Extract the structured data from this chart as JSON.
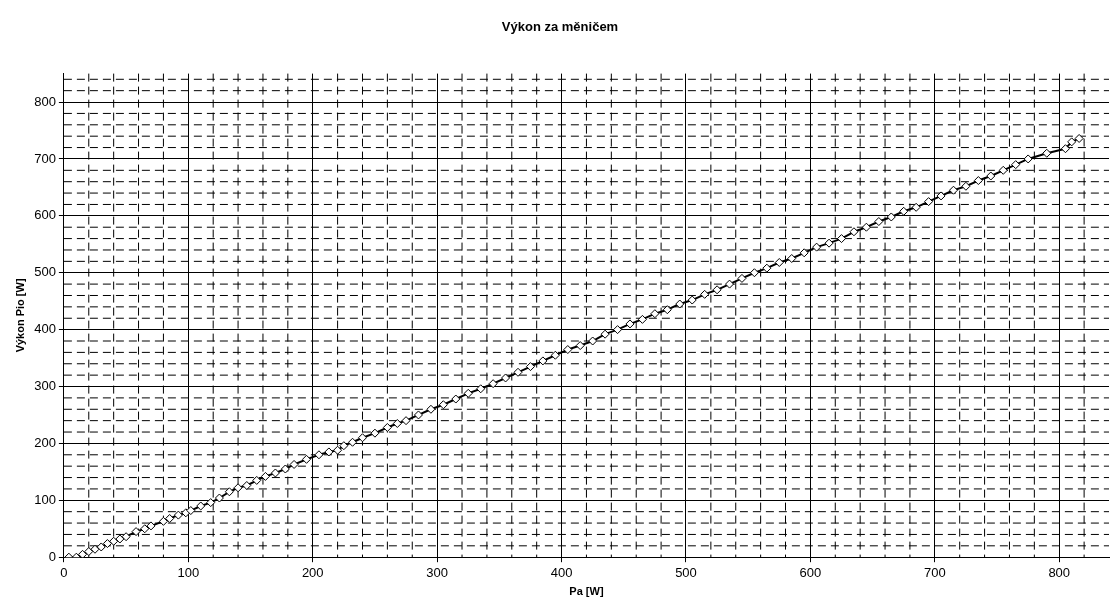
{
  "chart_data": {
    "type": "line",
    "title": "Výkon za měničem",
    "xlabel": "Pa [W]",
    "ylabel": "Výkon Pio [W]",
    "x": [
      4,
      10,
      15,
      20,
      25,
      30,
      35,
      40,
      45,
      50,
      58,
      65,
      70,
      80,
      85,
      92,
      98,
      102,
      110,
      118,
      125,
      133,
      140,
      147,
      155,
      162,
      170,
      178,
      185,
      195,
      205,
      213,
      220,
      225,
      232,
      240,
      250,
      260,
      268,
      275,
      285,
      295,
      305,
      315,
      325,
      335,
      345,
      355,
      365,
      375,
      385,
      395,
      405,
      415,
      425,
      435,
      445,
      455,
      465,
      475,
      485,
      495,
      505,
      515,
      525,
      535,
      545,
      555,
      565,
      575,
      585,
      595,
      605,
      615,
      625,
      635,
      645,
      655,
      665,
      675,
      685,
      695,
      705,
      715,
      725,
      735,
      745,
      755,
      765,
      775,
      790,
      805,
      810,
      816
    ],
    "series": [
      {
        "color": "#000000",
        "values": [
          0,
          0,
          5,
          10,
          14,
          18,
          24,
          28,
          32,
          36,
          45,
          50,
          55,
          63,
          68,
          74,
          78,
          82,
          90,
          96,
          104,
          115,
          122,
          126,
          135,
          142,
          148,
          155,
          163,
          172,
          180,
          185,
          188,
          196,
          202,
          210,
          218,
          228,
          235,
          240,
          250,
          260,
          268,
          278,
          288,
          296,
          305,
          315,
          325,
          335,
          345,
          355,
          365,
          372,
          380,
          392,
          400,
          410,
          418,
          428,
          435,
          445,
          452,
          462,
          470,
          480,
          490,
          500,
          508,
          518,
          525,
          535,
          545,
          552,
          560,
          572,
          580,
          590,
          598,
          608,
          615,
          625,
          635,
          645,
          652,
          662,
          670,
          680,
          690,
          700,
          710,
          718,
          730,
          736
        ]
      }
    ],
    "xlim": [
      0,
      840
    ],
    "ylim": [
      0,
      850
    ],
    "xticks": [
      0,
      100,
      200,
      300,
      400,
      500,
      600,
      700,
      800
    ],
    "yticks": [
      0,
      100,
      200,
      300,
      400,
      500,
      600,
      700,
      800
    ],
    "grid": true,
    "legend": false,
    "marker": "diamond",
    "line_style": "solid"
  }
}
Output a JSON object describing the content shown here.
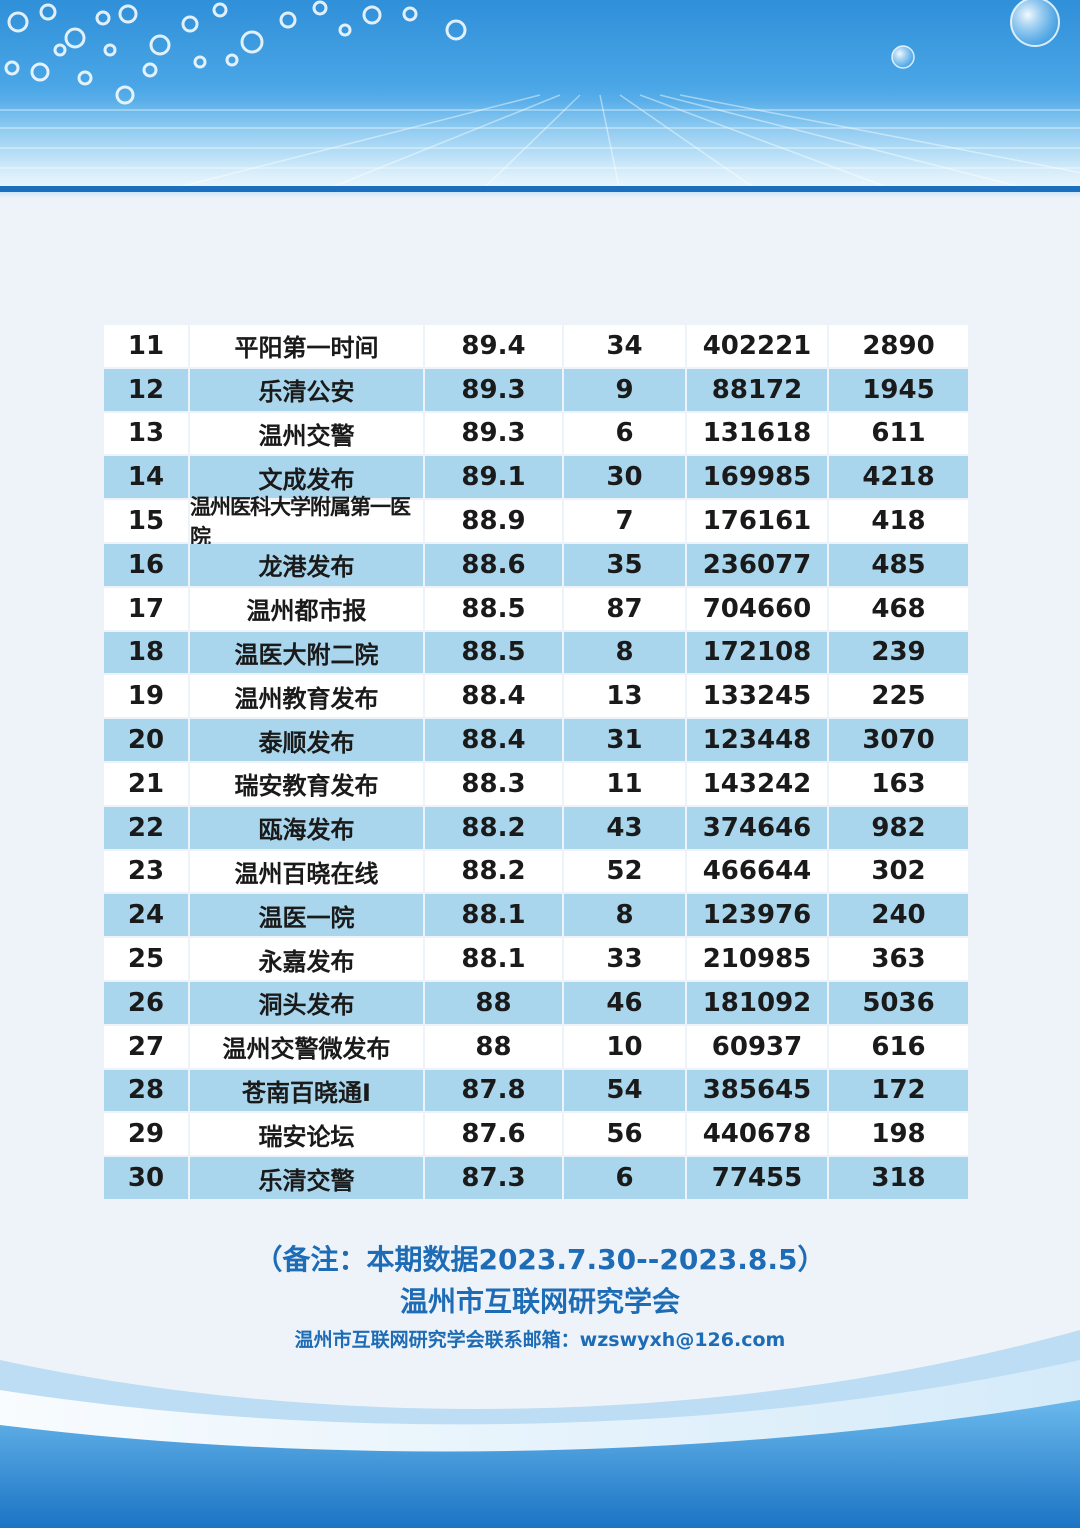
{
  "colors": {
    "banner_blue": "#2f8fd8",
    "row_alt": "#a9d6ec",
    "text_blue": "#1d6cb5"
  },
  "table": {
    "rows": [
      {
        "rank": "11",
        "name": "平阳第一时间",
        "score": "89.4",
        "posts": "34",
        "reads": "402221",
        "likes": "2890"
      },
      {
        "rank": "12",
        "name": "乐清公安",
        "score": "89.3",
        "posts": "9",
        "reads": "88172",
        "likes": "1945"
      },
      {
        "rank": "13",
        "name": "温州交警",
        "score": "89.3",
        "posts": "6",
        "reads": "131618",
        "likes": "611"
      },
      {
        "rank": "14",
        "name": "文成发布",
        "score": "89.1",
        "posts": "30",
        "reads": "169985",
        "likes": "4218"
      },
      {
        "rank": "15",
        "name": "温州医科大学附属第一医院",
        "score": "88.9",
        "posts": "7",
        "reads": "176161",
        "likes": "418"
      },
      {
        "rank": "16",
        "name": "龙港发布",
        "score": "88.6",
        "posts": "35",
        "reads": "236077",
        "likes": "485"
      },
      {
        "rank": "17",
        "name": "温州都市报",
        "score": "88.5",
        "posts": "87",
        "reads": "704660",
        "likes": "468"
      },
      {
        "rank": "18",
        "name": "温医大附二院",
        "score": "88.5",
        "posts": "8",
        "reads": "172108",
        "likes": "239"
      },
      {
        "rank": "19",
        "name": "温州教育发布",
        "score": "88.4",
        "posts": "13",
        "reads": "133245",
        "likes": "225"
      },
      {
        "rank": "20",
        "name": "泰顺发布",
        "score": "88.4",
        "posts": "31",
        "reads": "123448",
        "likes": "3070"
      },
      {
        "rank": "21",
        "name": "瑞安教育发布",
        "score": "88.3",
        "posts": "11",
        "reads": "143242",
        "likes": "163"
      },
      {
        "rank": "22",
        "name": "瓯海发布",
        "score": "88.2",
        "posts": "43",
        "reads": "374646",
        "likes": "982"
      },
      {
        "rank": "23",
        "name": "温州百晓在线",
        "score": "88.2",
        "posts": "52",
        "reads": "466644",
        "likes": "302"
      },
      {
        "rank": "24",
        "name": "温医一院",
        "score": "88.1",
        "posts": "8",
        "reads": "123976",
        "likes": "240"
      },
      {
        "rank": "25",
        "name": "永嘉发布",
        "score": "88.1",
        "posts": "33",
        "reads": "210985",
        "likes": "363"
      },
      {
        "rank": "26",
        "name": "洞头发布",
        "score": "88",
        "posts": "46",
        "reads": "181092",
        "likes": "5036"
      },
      {
        "rank": "27",
        "name": "温州交警微发布",
        "score": "88",
        "posts": "10",
        "reads": "60937",
        "likes": "616"
      },
      {
        "rank": "28",
        "name": "苍南百晓通I",
        "score": "87.8",
        "posts": "54",
        "reads": "385645",
        "likes": "172"
      },
      {
        "rank": "29",
        "name": "瑞安论坛",
        "score": "87.6",
        "posts": "56",
        "reads": "440678",
        "likes": "198"
      },
      {
        "rank": "30",
        "name": "乐清交警",
        "score": "87.3",
        "posts": "6",
        "reads": "77455",
        "likes": "318"
      }
    ]
  },
  "footer": {
    "note": "（备注：本期数据2023.7.30--2023.8.5）",
    "org": "温州市互联网研究学会",
    "contact": "温州市互联网研究学会联系邮箱：wzswyxh@126.com"
  }
}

────────────────────

Exercise requirements => Copy out all of the material exactly as written, without its pictures.

Output for this task =>
Extract the structured data from this chart as JSON.
{
  "chart_data": {
    "type": "line",
    "title": "Výkon za měničem",
    "xlabel": "Pa [W]",
    "ylabel": "Výkon Pio [W]",
    "x": [
      4,
      10,
      15,
      20,
      25,
      30,
      35,
      40,
      45,
      50,
      58,
      65,
      70,
      80,
      85,
      92,
      98,
      102,
      110,
      118,
      125,
      133,
      140,
      147,
      155,
      162,
      170,
      178,
      185,
      195,
      205,
      213,
      220,
      225,
      232,
      240,
      250,
      260,
      268,
      275,
      285,
      295,
      305,
      315,
      325,
      335,
      345,
      355,
      365,
      375,
      385,
      395,
      405,
      415,
      425,
      435,
      445,
      455,
      465,
      475,
      485,
      495,
      505,
      515,
      525,
      535,
      545,
      555,
      565,
      575,
      585,
      595,
      605,
      615,
      625,
      635,
      645,
      655,
      665,
      675,
      685,
      695,
      705,
      715,
      725,
      735,
      745,
      755,
      765,
      775,
      790,
      805,
      810,
      816
    ],
    "series": [
      {
        "color": "#000000",
        "values": [
          0,
          0,
          5,
          10,
          14,
          18,
          24,
          28,
          32,
          36,
          45,
          50,
          55,
          63,
          68,
          74,
          78,
          82,
          90,
          96,
          104,
          115,
          122,
          126,
          135,
          142,
          148,
          155,
          163,
          172,
          180,
          185,
          188,
          196,
          202,
          210,
          218,
          228,
          235,
          240,
          250,
          260,
          268,
          278,
          288,
          296,
          305,
          315,
          325,
          335,
          345,
          355,
          365,
          372,
          380,
          392,
          400,
          410,
          418,
          428,
          435,
          445,
          452,
          462,
          470,
          480,
          490,
          500,
          508,
          518,
          525,
          535,
          545,
          552,
          560,
          572,
          580,
          590,
          598,
          608,
          615,
          625,
          635,
          645,
          652,
          662,
          670,
          680,
          690,
          700,
          710,
          718,
          730,
          736
        ]
      }
    ],
    "xlim": [
      0,
      840
    ],
    "ylim": [
      0,
      850
    ],
    "xticks": [
      0,
      100,
      200,
      300,
      400,
      500,
      600,
      700,
      800
    ],
    "yticks": [
      0,
      100,
      200,
      300,
      400,
      500,
      600,
      700,
      800
    ],
    "grid": true,
    "legend": false,
    "marker": "diamond",
    "line_style": "solid"
  }
}
Output a JSON object describing the content shown here.
{
  "colors": {
    "banner_blue": "#2f8fd8",
    "row_alt": "#a9d6ec",
    "text_blue": "#1d6cb5"
  },
  "table": {
    "rows": [
      {
        "rank": "11",
        "name": "平阳第一时间",
        "score": "89.4",
        "posts": "34",
        "reads": "402221",
        "likes": "2890"
      },
      {
        "rank": "12",
        "name": "乐清公安",
        "score": "89.3",
        "posts": "9",
        "reads": "88172",
        "likes": "1945"
      },
      {
        "rank": "13",
        "name": "温州交警",
        "score": "89.3",
        "posts": "6",
        "reads": "131618",
        "likes": "611"
      },
      {
        "rank": "14",
        "name": "文成发布",
        "score": "89.1",
        "posts": "30",
        "reads": "169985",
        "likes": "4218"
      },
      {
        "rank": "15",
        "name": "温州医科大学附属第一医院",
        "score": "88.9",
        "posts": "7",
        "reads": "176161",
        "likes": "418"
      },
      {
        "rank": "16",
        "name": "龙港发布",
        "score": "88.6",
        "posts": "35",
        "reads": "236077",
        "likes": "485"
      },
      {
        "rank": "17",
        "name": "温州都市报",
        "score": "88.5",
        "posts": "87",
        "reads": "704660",
        "likes": "468"
      },
      {
        "rank": "18",
        "name": "温医大附二院",
        "score": "88.5",
        "posts": "8",
        "reads": "172108",
        "likes": "239"
      },
      {
        "rank": "19",
        "name": "温州教育发布",
        "score": "88.4",
        "posts": "13",
        "reads": "133245",
        "likes": "225"
      },
      {
        "rank": "20",
        "name": "泰顺发布",
        "score": "88.4",
        "posts": "31",
        "reads": "123448",
        "likes": "3070"
      },
      {
        "rank": "21",
        "name": "瑞安教育发布",
        "score": "88.3",
        "posts": "11",
        "reads": "143242",
        "likes": "163"
      },
      {
        "rank": "22",
        "name": "瓯海发布",
        "score": "88.2",
        "posts": "43",
        "reads": "374646",
        "likes": "982"
      },
      {
        "rank": "23",
        "name": "温州百晓在线",
        "score": "88.2",
        "posts": "52",
        "reads": "466644",
        "likes": "302"
      },
      {
        "rank": "24",
        "name": "温医一院",
        "score": "88.1",
        "posts": "8",
        "reads": "123976",
        "likes": "240"
      },
      {
        "rank": "25",
        "name": "永嘉发布",
        "score": "88.1",
        "posts": "33",
        "reads": "210985",
        "likes": "363"
      },
      {
        "rank": "26",
        "name": "洞头发布",
        "score": "88",
        "posts": "46",
        "reads": "181092",
        "likes": "5036"
      },
      {
        "rank": "27",
        "name": "温州交警微发布",
        "score": "88",
        "posts": "10",
        "reads": "60937",
        "likes": "616"
      },
      {
        "rank": "28",
        "name": "苍南百晓通I",
        "score": "87.8",
        "posts": "54",
        "reads": "385645",
        "likes": "172"
      },
      {
        "rank": "29",
        "name": "瑞安论坛",
        "score": "87.6",
        "posts": "56",
        "reads": "440678",
        "likes": "198"
      },
      {
        "rank": "30",
        "name": "乐清交警",
        "score": "87.3",
        "posts": "6",
        "reads": "77455",
        "likes": "318"
      }
    ]
  },
  "footer": {
    "note": "（备注：本期数据2023.7.30--2023.8.5）",
    "org": "温州市互联网研究学会",
    "contact": "温州市互联网研究学会联系邮箱：wzswyxh@126.com"
  }
}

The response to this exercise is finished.